## START SUPPLIED TEXT
I was a teen mom. I had been out of school a year, heard about the program, and enrolled. I received my high school diploma. I had many challenges to face: At 17, I was living on my own with no parental stability, and most of the time I didn’t have a car. I needed much more support than Bangor High School could have offered me.

The support of the program allowed me to study with like-minded girls. We had the same goals in mind, and we were able to support one another. You can’t “mainstream” a new teen mom back into a conventional high school. We are talking about less than a handful of students each year. Let’s not look at this with our wallets. Let’s look at the success of the program.

Over 85 percent of Good Sam students go on to college or are working a good job, according to the agency. The facility provides a 10:1 student-teacher ratio. Girls don’t have to deal with bullies, peer pressure or any other foolish situations that come up at regular high schools. This allows them to focus on being a parent, gaining life skills and graduating.
## END SUPPLIED TEXT
## START MATERIAL FOR THIS TASK
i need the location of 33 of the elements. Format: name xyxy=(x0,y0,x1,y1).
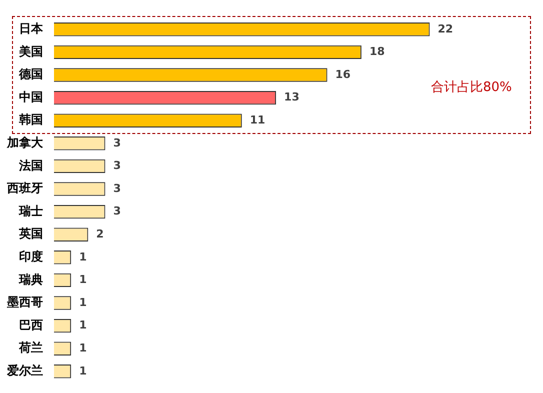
data-label: 13 xyxy=(284,90,300,104)
text: 合计占比80% xyxy=(431,79,512,96)
y-tick-label: 美国 xyxy=(18,44,43,58)
y-tick-label: 印度 xyxy=(19,250,43,264)
data-label: 3 xyxy=(113,204,121,218)
y-tick-label: 中国 xyxy=(19,90,43,104)
data-label: 22 xyxy=(438,22,454,36)
data-label: 1 xyxy=(79,273,87,286)
y-tick-label: 西班牙 xyxy=(6,181,43,196)
data-label: 1 xyxy=(79,250,87,264)
data-label: 1 xyxy=(79,341,87,354)
data-label: 3 xyxy=(113,136,121,150)
y-tick-label: 荷兰 xyxy=(18,340,43,355)
y-tick-label: 瑞士 xyxy=(18,204,43,218)
y-tick-label: 英国 xyxy=(18,226,43,241)
y-tick-label: 爱尔兰 xyxy=(6,364,43,378)
data-label: 11 xyxy=(250,113,266,126)
y-tick-label: 加拿大 xyxy=(6,136,44,150)
y-tick-label: 日本 xyxy=(19,22,44,36)
y-tick-label: 法国 xyxy=(18,158,43,172)
y-tick-label: 巴西 xyxy=(19,318,43,332)
data-label: 1 xyxy=(79,318,87,332)
y-tick-label: 德国 xyxy=(18,67,43,82)
y-tick-label: 韩国 xyxy=(18,112,43,127)
data-label: 1 xyxy=(79,364,87,378)
data-label: 18 xyxy=(369,45,385,58)
data-label: 16 xyxy=(335,68,351,81)
data-label: 3 xyxy=(113,182,121,195)
data-label: 3 xyxy=(113,159,121,172)
y-tick-label: 瑞典 xyxy=(18,272,43,286)
y-tick-label: 墨西哥 xyxy=(6,295,43,310)
data-label: 2 xyxy=(96,227,104,240)
data-label: 1 xyxy=(79,296,87,309)
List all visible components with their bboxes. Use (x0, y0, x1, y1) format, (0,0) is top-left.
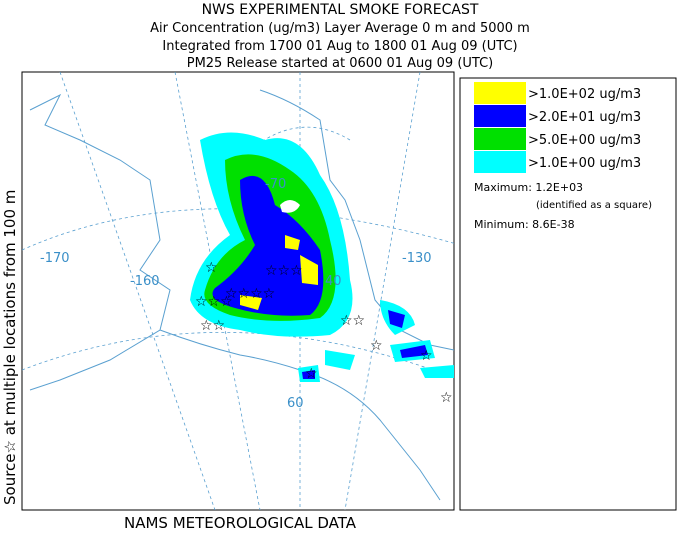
maximum: Maximum: 1.2E+03 (474, 181, 583, 194)
maximum-note: (identified as a square) (536, 200, 652, 211)
legend-swatch (474, 82, 526, 104)
legend-swatch (474, 151, 526, 173)
svg-text:☆: ☆ (420, 348, 433, 364)
svg-text:☆☆☆: ☆☆☆ (265, 263, 303, 279)
svg-text:☆☆: ☆☆ (200, 318, 225, 334)
footer: NAMS METEOROLOGICAL DATA (124, 514, 357, 532)
graticule-label: -160 (130, 274, 160, 289)
subtitle-line: Air Concentration (ug/m3) Layer Average … (150, 21, 530, 36)
svg-text:☆: ☆ (305, 366, 318, 382)
graticule-label: 60 (287, 396, 304, 411)
svg-text:☆☆☆: ☆☆☆ (195, 294, 233, 310)
svg-text:☆☆: ☆☆ (340, 313, 365, 329)
subtitle-line: PM25 Release started at 0600 01 Aug 09 (… (187, 56, 494, 71)
legend-label: >5.0E+00 ug/m3 (528, 133, 641, 148)
side-label: Source☆ at multiple locations from 100 m (1, 190, 19, 505)
graticule-label: -130 (402, 251, 432, 266)
svg-text:☆: ☆ (205, 260, 218, 276)
legend-label: >1.0E+00 ug/m3 (528, 156, 641, 171)
svg-text:☆: ☆ (370, 338, 383, 354)
legend: Maximum: 1.2E+03 (identified as a square… (459, 77, 677, 511)
graticule-label: 40 (325, 274, 342, 289)
legend-label: >2.0E+01 ug/m3 (528, 110, 641, 125)
map: ☆☆☆☆☆☆ ☆☆☆☆☆☆☆☆☆ ☆☆☆☆ -170 -160 40 -130 … (21, 71, 455, 511)
graticule-label: -70 (265, 177, 286, 192)
legend-label: >1.0E+02 ug/m3 (528, 87, 641, 102)
svg-text:☆☆☆☆: ☆☆☆☆ (225, 286, 275, 302)
svg-text:☆: ☆ (440, 390, 453, 406)
subtitle-line: Integrated from 1700 01 Aug to 1800 01 A… (162, 39, 517, 54)
legend-swatch (474, 105, 526, 127)
title: NWS EXPERIMENTAL SMOKE FORECAST (202, 2, 479, 18)
minimum: Minimum: 8.6E-38 (474, 218, 575, 231)
legend-swatch (474, 128, 526, 150)
graticule-label: -170 (40, 251, 70, 266)
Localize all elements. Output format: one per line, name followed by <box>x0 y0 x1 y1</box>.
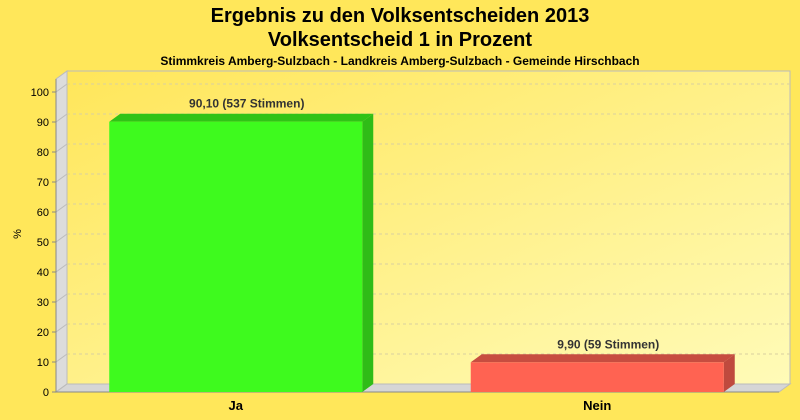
grid-line-side <box>55 203 68 213</box>
plot-area: 0 10 20 30 40 50 60 70 80 90 100 90,10 (537 Stimmen… <box>31 70 792 413</box>
grid-line-side <box>55 293 68 303</box>
x-tick-label: Nein <box>583 398 611 413</box>
y-tick-label: 10 <box>37 357 49 369</box>
chart-title-2: Volksentscheid 1 in Prozent <box>268 29 532 51</box>
y-tick-label: 20 <box>37 327 49 339</box>
grid-line-side <box>55 83 68 93</box>
grid-line-side <box>55 353 68 363</box>
x-tick-label: Ja <box>229 398 244 413</box>
bar-front <box>470 362 724 392</box>
bar-ja <box>109 113 374 392</box>
grid-line-side <box>55 323 68 333</box>
y-tick-label: 90 <box>37 117 49 129</box>
bar-nein <box>470 354 735 392</box>
grid-line-side <box>55 113 68 123</box>
bar-top <box>109 113 374 122</box>
y-tick-label: 70 <box>37 177 49 189</box>
y-tick-label: 30 <box>37 297 49 309</box>
grid-line-side <box>55 233 68 243</box>
y-tick-label: 40 <box>37 267 49 279</box>
chart-subtitle: Stimmkreis Amberg-Sulzbach - Landkreis A… <box>160 54 639 68</box>
data-label: 90,10 (537 Stimmen) <box>189 97 304 111</box>
y-tick-label: 80 <box>37 147 49 159</box>
y-tick-label: 60 <box>37 207 49 219</box>
bar-top <box>470 354 735 363</box>
y-tick-label: 50 <box>37 237 49 249</box>
y-tick-label: 100 <box>31 87 49 99</box>
chart-title: Ergebnis zu den Volksentscheiden 2013 <box>211 5 590 27</box>
grid-line-side <box>55 263 68 273</box>
bar-side <box>723 354 735 392</box>
grid-line-side <box>55 173 68 183</box>
bar-front <box>109 121 363 392</box>
data-label: 9,90 (59 Stimmen) <box>557 337 659 351</box>
grid-line-side <box>55 143 68 153</box>
grid-line-side <box>55 383 68 393</box>
bar-side <box>362 113 374 392</box>
left-wall <box>55 70 68 393</box>
y-tick-label: 0 <box>43 387 49 399</box>
y-axis-label: % <box>12 229 24 239</box>
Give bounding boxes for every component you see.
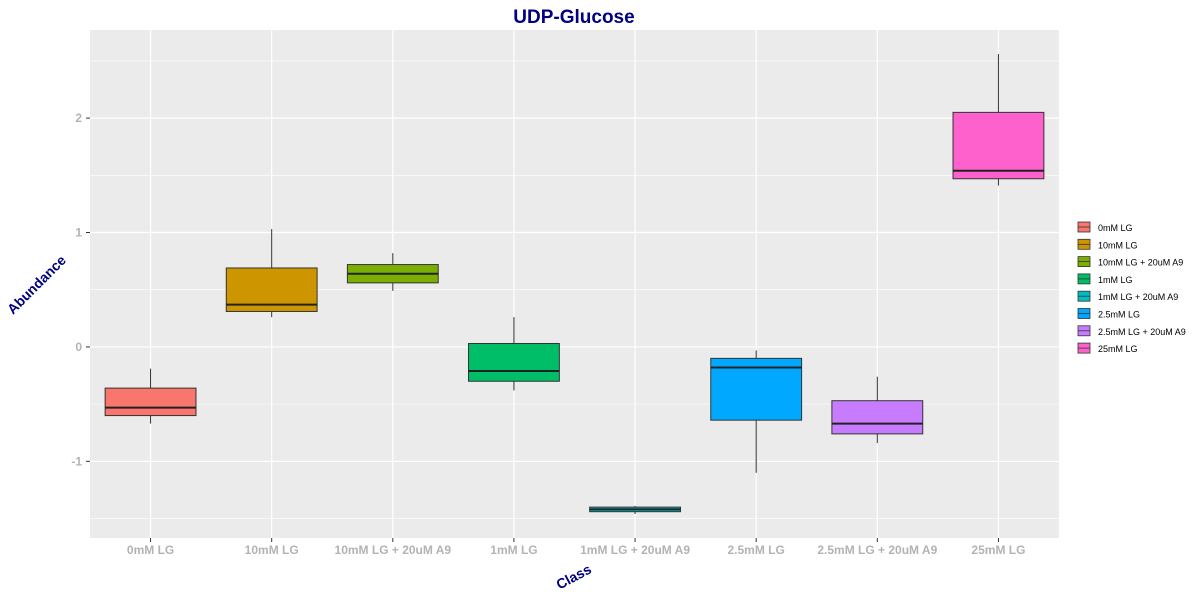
box-7 [952,54,1045,186]
box-4 [589,505,681,514]
box-0 [104,368,197,424]
x-tick-label-2: 10mM LG + 20uM A9 [335,543,452,557]
y-tick-label-1: 0 [75,340,82,354]
legend-label-7: 25mM LG [1098,344,1138,354]
legend-label-1: 10mM LG [1098,240,1138,250]
legend-item-2: 10mM LG + 20uM A9 [1077,256,1183,268]
x-tick-label-3: 1mM LG [490,543,537,557]
box-rect-0 [104,387,197,417]
box-rect-6 [831,400,924,435]
legend-label-6: 2.5mM LG + 20uM A9 [1098,327,1186,337]
legend-item-6: 2.5mM LG + 20uM A9 [1077,325,1186,337]
legend-label-3: 1mM LG [1098,275,1133,285]
x-tick-label-6: 2.5mM LG + 20uM A9 [817,543,937,557]
box-rect-3 [468,342,560,382]
legend-label-2: 10mM LG + 20uM A9 [1098,258,1183,268]
legend-label-0: 0mM LG [1098,223,1133,233]
legend-item-7: 25mM LG [1077,342,1138,354]
legend: 0mM LG 10mM LG 10mM LG + 20uM A9 1mM LG 1mM … [1077,221,1186,354]
legend-label-4: 1mM LG + 20uM A9 [1098,292,1178,302]
box-3 [468,317,560,391]
x-tick-label-5: 2.5mM LG [728,543,785,557]
box-5 [710,350,803,473]
legend-label-5: 2.5mM LG [1098,310,1140,320]
legend-item-4: 1mM LG + 20uM A9 [1077,290,1178,302]
legend-item-3: 1mM LG [1077,273,1133,285]
y-tick-label-2: 1 [75,226,82,240]
x-axis-title: Class [553,561,594,593]
x-tick-label-0: 0mM LG [127,543,174,557]
y-tick-label-0: -1 [71,454,82,468]
box-rect-5 [710,357,803,421]
x-tick-label-4: 1mM LG + 20uM A9 [580,543,690,557]
legend-item-5: 2.5mM LG [1077,308,1140,320]
y-tick-label-3: 2 [75,111,82,125]
x-axis-ticks: 0mM LG 10mM LG 10mM LG + 20uM A9 1mM LG 1mM … [127,538,1025,557]
box-series [104,54,1045,514]
box-1 [225,229,318,318]
box-6 [831,376,924,444]
legend-item-1: 10mM LG [1077,238,1138,250]
box-2 [346,253,439,291]
box-rect-7 [952,111,1045,180]
chart-title: UDP-Glucose [513,7,634,28]
x-tick-label-1: 10mM LG [245,543,299,557]
x-tick-label-7: 25mM LG [971,543,1025,557]
y-axis-ticks: -1 0 1 2 [71,111,90,468]
legend-item-0: 0mM LG [1077,221,1133,233]
y-axis-title: Abundance [4,252,69,317]
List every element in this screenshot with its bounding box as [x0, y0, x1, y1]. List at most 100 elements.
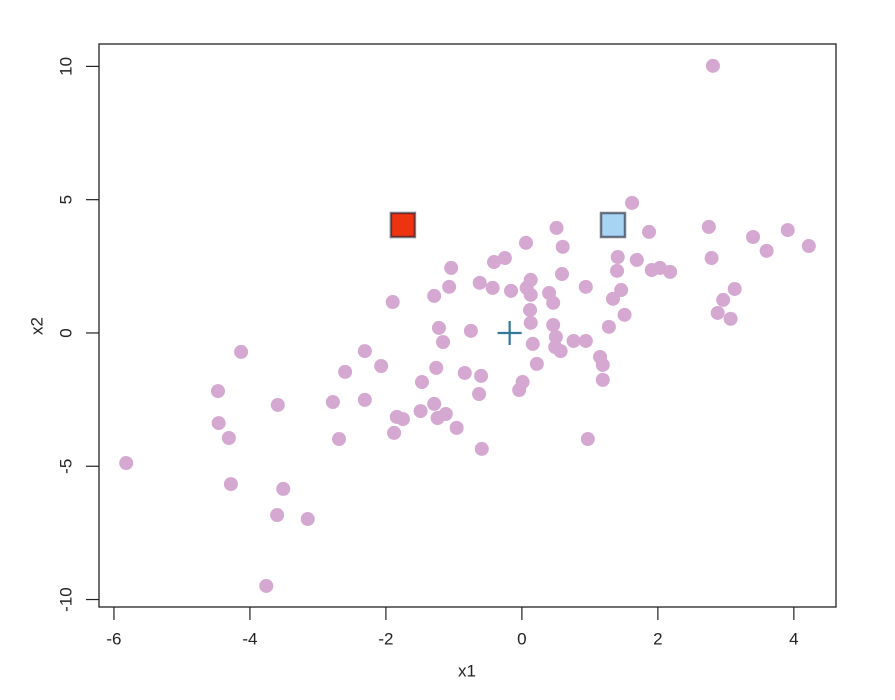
- point: [463, 323, 478, 338]
- point: [710, 305, 725, 320]
- point: [497, 251, 512, 266]
- point: [357, 344, 372, 359]
- point: [605, 291, 620, 306]
- center-marker: [599, 211, 627, 239]
- point: [474, 441, 489, 456]
- y-tick-label: 5: [56, 195, 75, 204]
- point: [325, 395, 340, 410]
- point: [338, 364, 353, 379]
- point: [617, 307, 632, 322]
- point: [801, 239, 816, 254]
- point: [525, 336, 540, 351]
- point: [436, 335, 451, 350]
- point: [385, 295, 400, 310]
- point: [723, 311, 738, 326]
- point: [119, 456, 134, 471]
- point: [595, 357, 610, 372]
- y-tick-label: -5: [56, 459, 75, 474]
- point: [578, 279, 593, 294]
- point: [523, 303, 538, 318]
- point: [457, 365, 472, 380]
- x-tick-label: -6: [106, 629, 121, 648]
- plot-frame: [98, 43, 837, 608]
- point: [211, 416, 226, 431]
- point: [444, 260, 459, 275]
- point: [625, 195, 640, 210]
- point: [716, 292, 731, 307]
- point: [414, 375, 429, 390]
- point: [259, 578, 274, 593]
- point: [629, 252, 644, 267]
- point: [357, 392, 372, 407]
- point: [705, 58, 720, 73]
- point: [553, 344, 568, 359]
- mean-marker: [497, 320, 522, 345]
- point: [548, 329, 563, 344]
- point: [566, 333, 581, 348]
- point: [429, 360, 444, 375]
- point: [413, 404, 428, 419]
- point: [746, 229, 761, 244]
- point: [427, 288, 442, 303]
- point: [431, 320, 446, 335]
- point: [759, 243, 774, 258]
- point: [515, 375, 530, 390]
- point: [472, 387, 487, 402]
- point: [387, 425, 402, 440]
- y-tick-label: 10: [56, 57, 75, 76]
- point: [595, 372, 610, 387]
- point: [523, 315, 538, 330]
- x-tick-label: 2: [653, 629, 662, 648]
- point: [614, 283, 629, 298]
- point: [555, 267, 570, 282]
- point: [210, 384, 225, 399]
- point: [610, 263, 625, 278]
- point: [523, 272, 538, 287]
- point: [523, 287, 538, 302]
- point: [555, 239, 570, 254]
- point: [442, 279, 457, 294]
- point: [504, 283, 519, 298]
- point: [578, 333, 593, 348]
- point: [642, 224, 657, 239]
- y-tick-label: -10: [56, 587, 75, 612]
- point: [601, 319, 616, 334]
- point: [474, 368, 489, 383]
- point: [472, 275, 487, 290]
- y-axis-label: x2: [27, 317, 46, 335]
- point: [485, 280, 500, 295]
- center-marker: [389, 211, 417, 239]
- point: [518, 235, 533, 250]
- point: [332, 432, 347, 447]
- point: [276, 481, 291, 496]
- point: [529, 356, 544, 371]
- point: [221, 430, 236, 445]
- point: [580, 432, 595, 447]
- point: [270, 508, 285, 523]
- point: [780, 223, 795, 238]
- x-tick-label: 4: [789, 629, 798, 648]
- point: [704, 251, 719, 266]
- point: [427, 396, 442, 411]
- x-tick-label: -4: [242, 629, 257, 648]
- point: [449, 420, 464, 435]
- point: [270, 397, 285, 412]
- point: [546, 295, 561, 310]
- point: [234, 344, 249, 359]
- point: [438, 407, 453, 422]
- point: [610, 249, 625, 264]
- x-tick-label: -2: [378, 629, 393, 648]
- point: [374, 359, 389, 374]
- x-axis-label: x1: [458, 661, 476, 680]
- point: [727, 281, 742, 296]
- x-tick-label: 0: [517, 629, 526, 648]
- point: [546, 317, 561, 332]
- point: [487, 255, 502, 270]
- point: [549, 220, 564, 235]
- point: [300, 512, 315, 527]
- point: [223, 477, 238, 492]
- point: [395, 412, 410, 427]
- y-tick-label: 0: [56, 328, 75, 337]
- point: [663, 264, 678, 279]
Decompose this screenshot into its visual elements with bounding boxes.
## END MATERIAL FOR THIS TASK
TO-DO LIST:
**a.** Could you retype the records from the line with "- point: [463, 323, 478, 338]" up to and including the line with "- point: [357, 392, 372, 407]"?
**b.** What comes next in the piece about the Good Sam program for teen mothers? Continue it from where it stops.

PER-TASK OUTPUTS:
**a.**
- point: [463, 323, 478, 338]
- point: [710, 305, 725, 320]
- point: [497, 251, 512, 266]
- point: [357, 344, 372, 359]
- point: [605, 291, 620, 306]
- center-marker: [599, 211, 627, 239]
- point: [474, 441, 489, 456]
- y-tick-label: 5: [56, 195, 75, 204]
- point: [325, 395, 340, 410]
- point: [338, 364, 353, 379]
- point: [617, 307, 632, 322]
- point: [801, 239, 816, 254]
- point: [525, 336, 540, 351]
- point: [436, 335, 451, 350]
- point: [385, 295, 400, 310]
- point: [723, 311, 738, 326]
- point: [119, 456, 134, 471]
- point: [595, 357, 610, 372]
- y-tick-label: -5: [56, 459, 75, 474]
- point: [578, 279, 593, 294]
- point: [523, 303, 538, 318]
- point: [457, 365, 472, 380]
- x-tick-label: -6: [106, 629, 121, 648]
- plot-frame: [98, 43, 837, 608]
- point: [211, 416, 226, 431]
- point: [444, 260, 459, 275]
- point: [625, 195, 640, 210]
- point: [716, 292, 731, 307]
- point: [414, 375, 429, 390]
- point: [259, 578, 274, 593]
- point: [629, 252, 644, 267]
- point: [357, 392, 372, 407]

**b.**
Isn’t that our main goal — to see these teen mothers get their diplomas? Don’t we want them to get good jobs and even a college education?

Just because they are young mothers doesn’t mean they should have to give up on their dreams. Good Sam helps girls with that, encourages them, finds resources for them and enables them to stand on their own two feet. Let’s not let the bottom line dictate a program that has helped hundreds of young mothers fulfill their dream.

I urge the Brewer School Department to, please, stand up for what’s right. Keep Good Sam fully funded, so Brewer High School students get a fair chance.

Shelly Wood of Brewer has been a single mother for seven years. In addition to working several jobs, she is studying toward a degree in special education.